• **Task directions**
What follows is a listing to be transcribed exactly.

(Collected data)
====

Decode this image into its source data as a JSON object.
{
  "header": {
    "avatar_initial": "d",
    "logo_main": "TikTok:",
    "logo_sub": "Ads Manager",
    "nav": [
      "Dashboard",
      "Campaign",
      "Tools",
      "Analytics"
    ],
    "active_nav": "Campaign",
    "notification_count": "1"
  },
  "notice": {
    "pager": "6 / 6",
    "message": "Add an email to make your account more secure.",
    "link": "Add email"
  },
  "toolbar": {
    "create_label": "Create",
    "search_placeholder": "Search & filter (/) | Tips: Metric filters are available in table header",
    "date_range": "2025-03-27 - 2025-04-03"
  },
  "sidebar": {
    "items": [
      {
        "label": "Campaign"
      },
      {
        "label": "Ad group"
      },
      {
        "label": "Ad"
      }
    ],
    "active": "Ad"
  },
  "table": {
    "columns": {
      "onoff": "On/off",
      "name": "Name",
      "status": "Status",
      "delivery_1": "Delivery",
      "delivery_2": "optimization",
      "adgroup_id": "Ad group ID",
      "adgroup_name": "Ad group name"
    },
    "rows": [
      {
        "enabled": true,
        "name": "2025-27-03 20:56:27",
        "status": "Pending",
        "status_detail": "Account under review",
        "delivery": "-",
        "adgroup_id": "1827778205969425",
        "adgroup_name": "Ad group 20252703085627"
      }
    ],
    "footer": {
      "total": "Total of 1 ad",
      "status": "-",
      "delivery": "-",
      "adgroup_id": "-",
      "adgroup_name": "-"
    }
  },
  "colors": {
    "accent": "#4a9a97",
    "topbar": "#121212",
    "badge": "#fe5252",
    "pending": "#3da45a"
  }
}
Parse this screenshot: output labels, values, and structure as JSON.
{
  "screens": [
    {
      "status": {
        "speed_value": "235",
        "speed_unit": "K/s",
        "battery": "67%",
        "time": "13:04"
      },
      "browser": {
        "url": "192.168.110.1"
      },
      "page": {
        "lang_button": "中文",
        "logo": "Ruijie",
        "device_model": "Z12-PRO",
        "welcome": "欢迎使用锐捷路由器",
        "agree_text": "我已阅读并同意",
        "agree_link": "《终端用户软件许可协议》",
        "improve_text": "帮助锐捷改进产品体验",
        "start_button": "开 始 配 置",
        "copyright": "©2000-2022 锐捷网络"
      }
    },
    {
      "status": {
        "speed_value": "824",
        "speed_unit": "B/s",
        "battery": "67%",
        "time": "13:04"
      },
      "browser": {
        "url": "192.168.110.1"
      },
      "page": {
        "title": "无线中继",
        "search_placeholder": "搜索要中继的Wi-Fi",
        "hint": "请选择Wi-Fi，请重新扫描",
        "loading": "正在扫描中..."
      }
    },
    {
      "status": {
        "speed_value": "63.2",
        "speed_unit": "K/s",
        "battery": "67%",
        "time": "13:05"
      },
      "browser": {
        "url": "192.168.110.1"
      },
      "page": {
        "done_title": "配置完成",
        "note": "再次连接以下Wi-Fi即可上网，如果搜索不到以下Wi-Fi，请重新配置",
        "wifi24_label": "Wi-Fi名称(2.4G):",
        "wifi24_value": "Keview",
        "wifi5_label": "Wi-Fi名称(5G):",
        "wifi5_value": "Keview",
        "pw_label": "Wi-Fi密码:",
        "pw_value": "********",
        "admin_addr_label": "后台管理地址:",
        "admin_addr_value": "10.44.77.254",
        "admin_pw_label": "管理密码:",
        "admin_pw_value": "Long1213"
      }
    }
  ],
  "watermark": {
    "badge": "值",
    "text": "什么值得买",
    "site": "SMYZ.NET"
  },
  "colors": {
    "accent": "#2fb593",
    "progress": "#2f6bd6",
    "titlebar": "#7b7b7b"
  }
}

====

• **Task answer**
Decode this image into its source data as a JSON object.
{
  "header": {
    "avatar_initial": "d",
    "logo_main": "TikTok:",
    "logo_sub": "Ads Manager",
    "nav": [
      "Dashboard",
      "Campaign",
      "Tools",
      "Analytics"
    ],
    "active_nav": "Campaign",
    "notification_count": "1"
  },
  "notice": {
    "pager": "6 / 6",
    "message": "Add an email to make your account more secure.",
    "link": "Add email"
  },
  "toolbar": {
    "create_label": "Create",
    "search_placeholder": "Search & filter (/) | Tips: Metric filters are available in table header",
    "date_range": "2025-03-27 - 2025-04-03"
  },
  "sidebar": {
    "items": [
      {
        "label": "Campaign"
      },
      {
        "label": "Ad group"
      },
      {
        "label": "Ad"
      }
    ],
    "active": "Ad"
  },
  "table": {
    "columns": {
      "onoff": "On/off",
      "name": "Name",
      "status": "Status",
      "delivery_1": "Delivery",
      "delivery_2": "optimization",
      "adgroup_id": "Ad group ID",
      "adgroup_name": "Ad group name"
    },
    "rows": [
      {
        "enabled": true,
        "name": "2025-27-03 20:56:27",
        "status": "Pending",
        "status_detail": "Account under review",
        "delivery": "-",
        "adgroup_id": "1827778205969425",
        "adgroup_name": "Ad group 20252703085627"
      }
    ],
    "footer": {
      "total": "Total of 1 ad",
      "status": "-",
      "delivery": "-",
      "adgroup_id": "-",
      "adgroup_name": "-"
    }
  },
  "colors": {
    "accent": "#4a9a97",
    "topbar": "#121212",
    "badge": "#fe5252",
    "pending": "#3da45a"
  }
}
Parse this screenshot: output labels, values, and structure as JSON.
{
  "screens": [
    {
      "status": {
        "speed_value": "235",
        "speed_unit": "K/s",
        "battery": "67%",
        "time": "13:04"
      },
      "browser": {
        "url": "192.168.110.1"
      },
      "page": {
        "lang_button": "中文",
        "logo": "Ruijie",
        "device_model": "Z12-PRO",
        "welcome": "欢迎使用锐捷路由器",
        "agree_text": "我已阅读并同意",
        "agree_link": "《终端用户软件许可协议》",
        "improve_text": "帮助锐捷改进产品体验",
        "start_button": "开 始 配 置",
        "copyright": "©2000-2022 锐捷网络"
      }
    },
    {
      "status": {
        "speed_value": "824",
        "speed_unit": "B/s",
        "battery": "67%",
        "time": "13:04"
      },
      "browser": {
        "url": "192.168.110.1"
      },
      "page": {
        "title": "无线中继",
        "search_placeholder": "搜索要中继的Wi-Fi",
        "hint": "请选择Wi-Fi，请重新扫描",
        "loading": "正在扫描中..."
      }
    },
    {
      "status": {
        "speed_value": "63.2",
        "speed_unit": "K/s",
        "battery": "67%",
        "time": "13:05"
      },
      "browser": {
        "url": "192.168.110.1"
      },
      "page": {
        "done_title": "配置完成",
        "note": "再次连接以下Wi-Fi即可上网，如果搜索不到以下Wi-Fi，请重新配置",
        "wifi24_label": "Wi-Fi名称(2.4G):",
        "wifi24_value": "Keview",
        "wifi5_label": "Wi-Fi名称(5G):",
        "wifi5_value": "Keview",
        "pw_label": "Wi-Fi密码:",
        "pw_value": "********",
        "admin_addr_label": "后台管理地址:",
        "admin_addr_value": "10.44.77.254",
        "admin_pw_label": "管理密码:",
        "admin_pw_value": "Long1213"
      }
    }
  ],
  "watermark": {
    "badge": "值",
    "text": "什么值得买",
    "site": "SMYZ.NET"
  },
  "colors": {
    "accent": "#2fb593",
    "progress": "#2f6bd6",
    "titlebar": "#7b7b7b"
  }
}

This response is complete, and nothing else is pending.